→ **Written request**
Scan the entries below for the word "this". Copy each line that has it.

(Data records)
**********
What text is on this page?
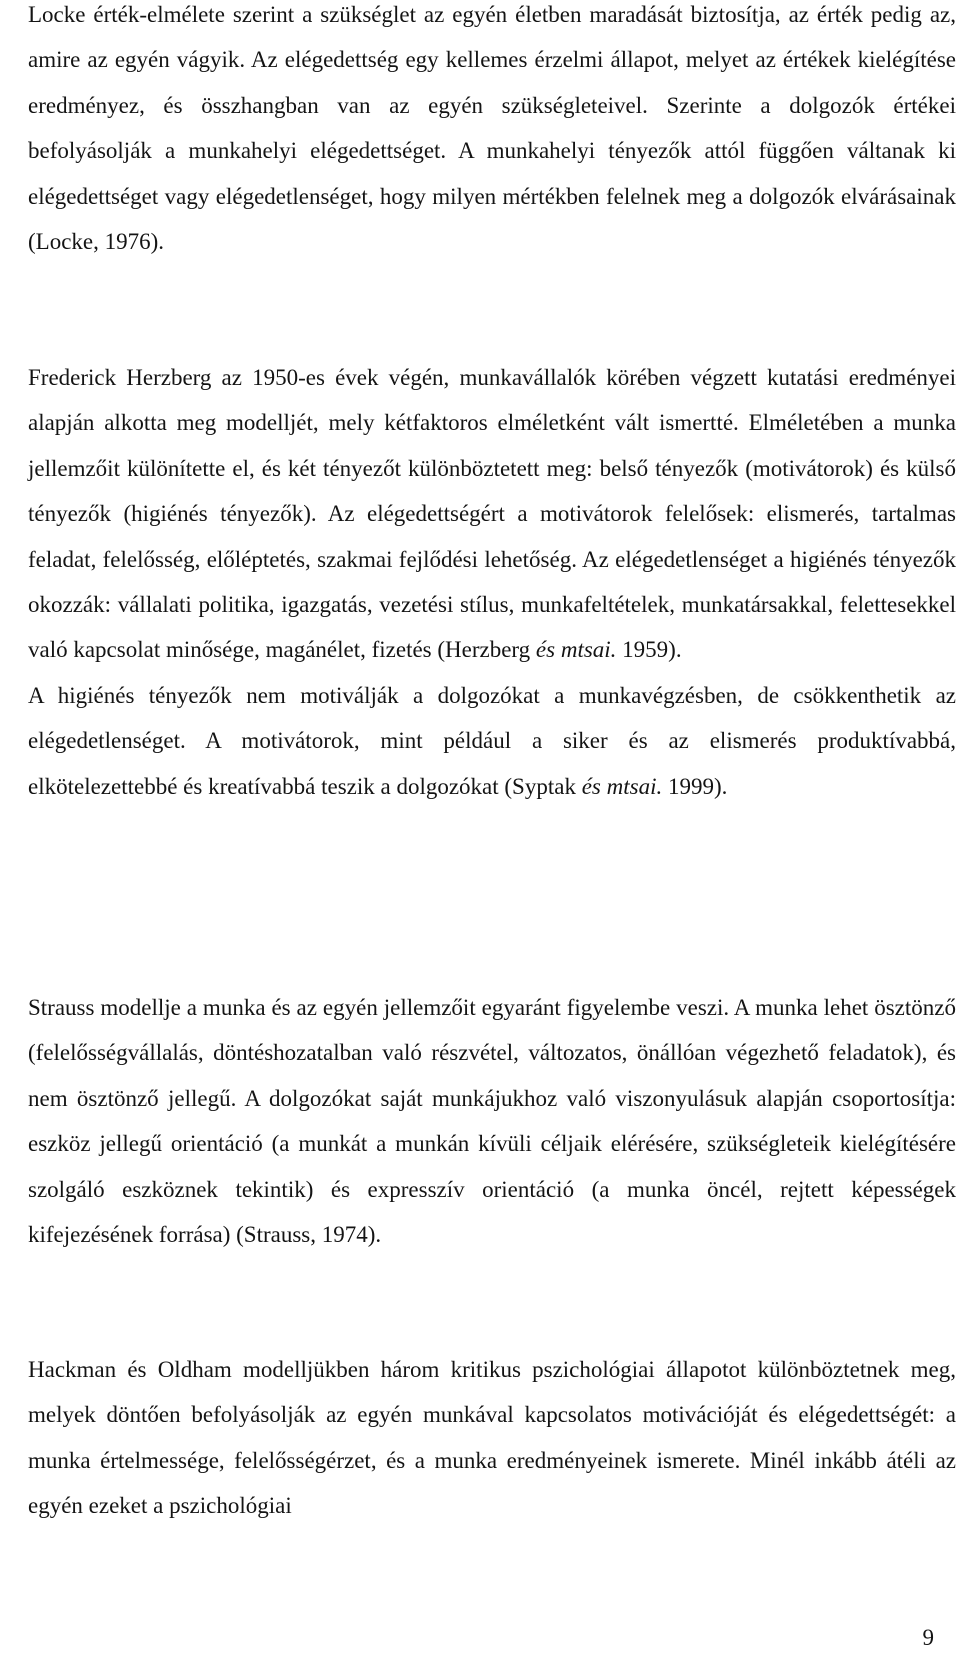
Locke érték-elmélete szerint a szükséglet az egyén életben maradását biztosítja, az érték pedig az, amire az egyén vágyik. Az elégedettség egy kellemes érzelmi állapot, melyet az értékek kielégítése eredményez, és összhangban van az egyén szükségleteivel. Szerinte a dolgozók értékei befolyásolják a munkahelyi elégedettséget. A munkahelyi tényezők attól függően váltanak ki elégedettséget vagy elégedetlenséget, hogy milyen mértékben felelnek meg a dolgozók elvárásainak (Locke, 1976).

Frederick Herzberg az 1950-es évek végén, munkavállalók körében végzett kutatási eredményei alapján alkotta meg modelljét, mely kétfaktoros elméletként vált ismertté. Elméletében a munka jellemzőit különítette el, és két tényezőt különböztetett meg: belső tényezők (motivátorok) és külső tényezők (higiénés tényezők). Az elégedettségért a motivátorok felelősek: elismerés, tartalmas feladat, felelősség, előléptetés, szakmai fejlődési lehetőség. Az elégedetlenséget a higiénés tényezők okozzák: vállalati politika, igazgatás, vezetési stílus, munkafeltételek, munkatársakkal, felettesekkel való kapcsolat minősége, magánélet, fizetés (Herzberg és mtsai. 1959).
A higiénés tényezők nem motiválják a dolgozókat a munkavégzésben, de csökkenthetik az elégedetlenséget. A motivátorok, mint például a siker és az elismerés produktívabbá, elkötelezettebbé és kreatívabbá teszik a dolgozókat (Syptak és mtsai. 1999).

Strauss modellje a munka és az egyén jellemzőit egyaránt figyelembe veszi. A munka lehet ösztönző (felelősségvállalás, döntéshozatalban való részvétel, változatos, önállóan végezhető feladatok), és nem ösztönző jellegű. A dolgozókat saját munkájukhoz való viszonyulásuk alapján csoportosítja: eszköz jellegű orientáció (a munkát a munkán kívüli céljaik elérésére, szükségleteik kielégítésére szolgáló eszköznek tekintik) és expresszív orientáció (a munka öncél, rejtett képességek kifejezésének forrása) (Strauss, 1974).

Hackman és Oldham modelljükben három kritikus pszichológiai állapotot különböztetnek meg, melyek döntően befolyásolják az egyén munkával kapcsolatos motivációját és elégedettségét: a munka értelmessége, felelősségérzet, és a munka eredményeinek ismerete. Minél inkább átéli az egyén ezeket a pszichológiai

9
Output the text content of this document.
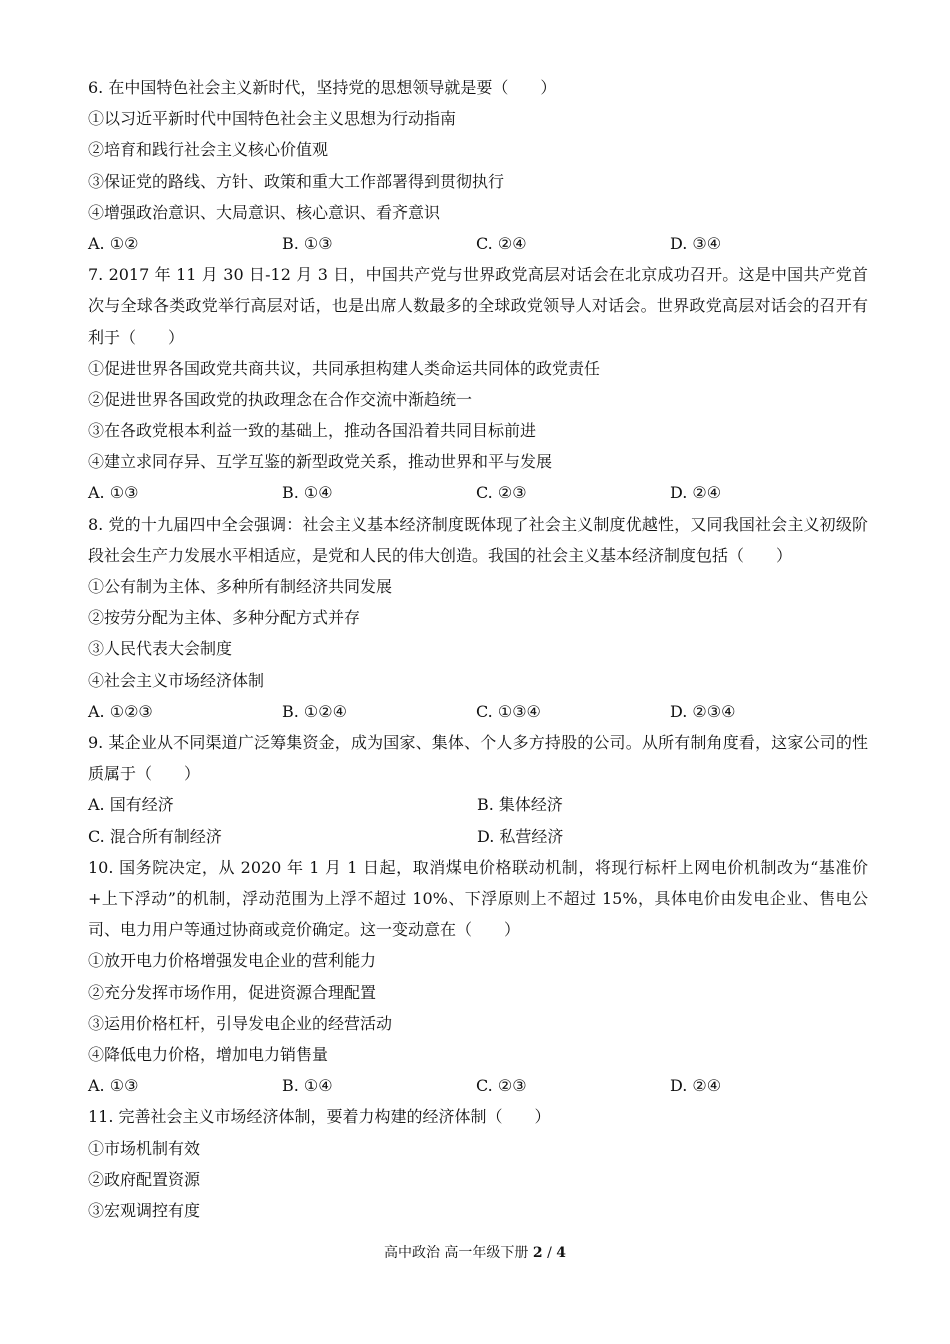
6. 在中国特色社会主义新时代，坚持党的思想领导就是要（　　）
①以习近平新时代中国特色社会主义思想为行动指南
②培育和践行社会主义核心价值观
③保证党的路线、方针、政策和重大工作部署得到贯彻执行
④增强政治意识、大局意识、核心意识、看齐意识
A. ①②	B. ①③	C. ②④	D. ③④
7. 2017 年 11 月 30 日-12 月 3 日，中国共产党与世界政党高层对话会在北京成功召开。这是中国共产党首次与全球各类政党举行高层对话，也是出席人数最多的全球政党领导人对话会。世界政党高层对话会的召开有利于（　　）
①促进世界各国政党共商共议，共同承担构建人类命运共同体的政党责任
②促进世界各国政党的执政理念在合作交流中渐趋统一
③在各政党根本利益一致的基础上，推动各国沿着共同目标前进
④建立求同存异、互学互鉴的新型政党关系，推动世界和平与发展
A. ①③	B. ①④	C. ②③	D. ②④
8. 党的十九届四中全会强调：社会主义基本经济制度既体现了社会主义制度优越性，又同我国社会主义初级阶段社会生产力发展水平相适应，是党和人民的伟大创造。我国的社会主义基本经济制度包括（　　）
①公有制为主体、多种所有制经济共同发展
②按劳分配为主体、多种分配方式并存
③人民代表大会制度
④社会主义市场经济体制
A. ①②③	B. ①②④	C. ①③④	D. ②③④
9. 某企业从不同渠道广泛筹集资金，成为国家、集体、个人多方持股的公司。从所有制角度看，这家公司的性质属于（　　）
A. 国有经济	B. 集体经济
C. 混合所有制经济	D. 私营经济
10. 国务院决定，从 2020 年 1 月 1 日起，取消煤电价格联动机制，将现行标杆上网电价机制改为“基准价+上下浮动”的机制，浮动范围为上浮不超过 10%、下浮原则上不超过 15%，具体电价由发电企业、售电公司、电力用户等通过协商或竞价确定。这一变动意在（　　）
①放开电力价格增强发电企业的营利能力
②充分发挥市场作用，促进资源合理配置
③运用价格杠杆，引导发电企业的经营活动
④降低电力价格，增加电力销售量
A. ①③	B. ①④	C. ②③	D. ②④
11. 完善社会主义市场经济体制，要着力构建的经济体制（　　）
①市场机制有效
②政府配置资源
③宏观调控有度
高中政治 高一年级下册 2 / 4
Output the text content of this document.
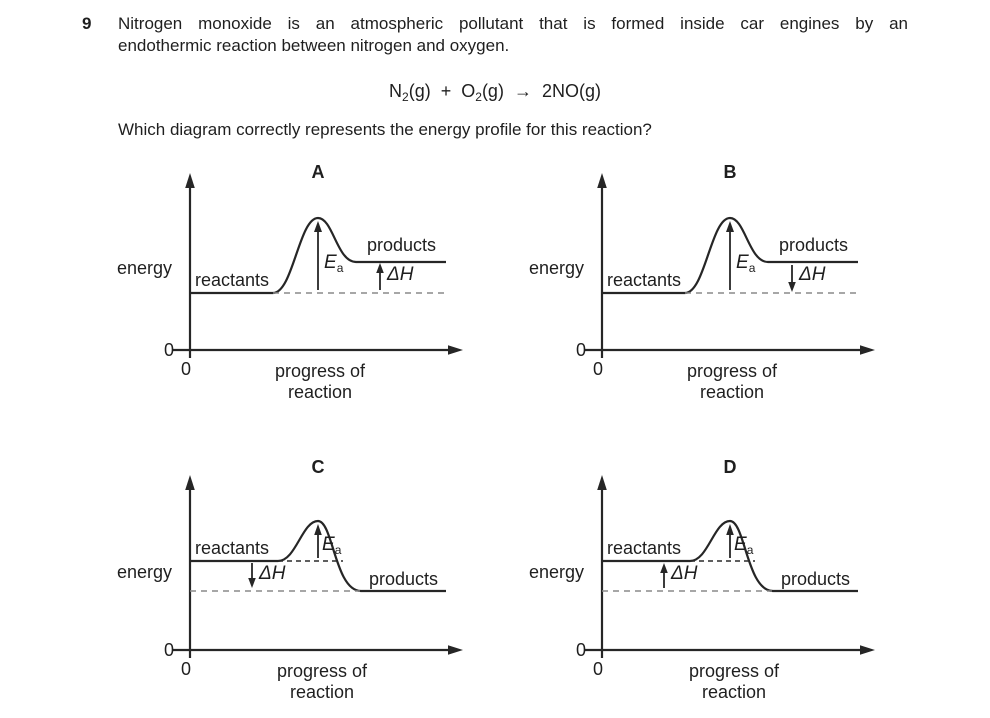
9 Nitrogen monoxide is an atmospheric pollutant that is formed inside car engines by an
endothermic reaction between nitrogen and oxygen.
$N_2(g) + O_2(g) \to 2NO(g)$
Which diagram correctly represents the energy profile for this reaction?
A
energy
reactants
products
$E_a$ ΔH
0
0	progress of
reaction
B
energy
reactants
products
$E_a$ ΔH
0
0	progress of
reaction
C
energy
reactants
products
$E_a$
ΔH
0
0	progress of
reaction
D
energy
reactants
products
$E_a$
ΔH
0
0	progress of
reaction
**********
→ **The reply**
What text is on this page?
Output the text content of this document.
Output the text content of this document.
Which diagram correctly represents the energy profile for this reaction?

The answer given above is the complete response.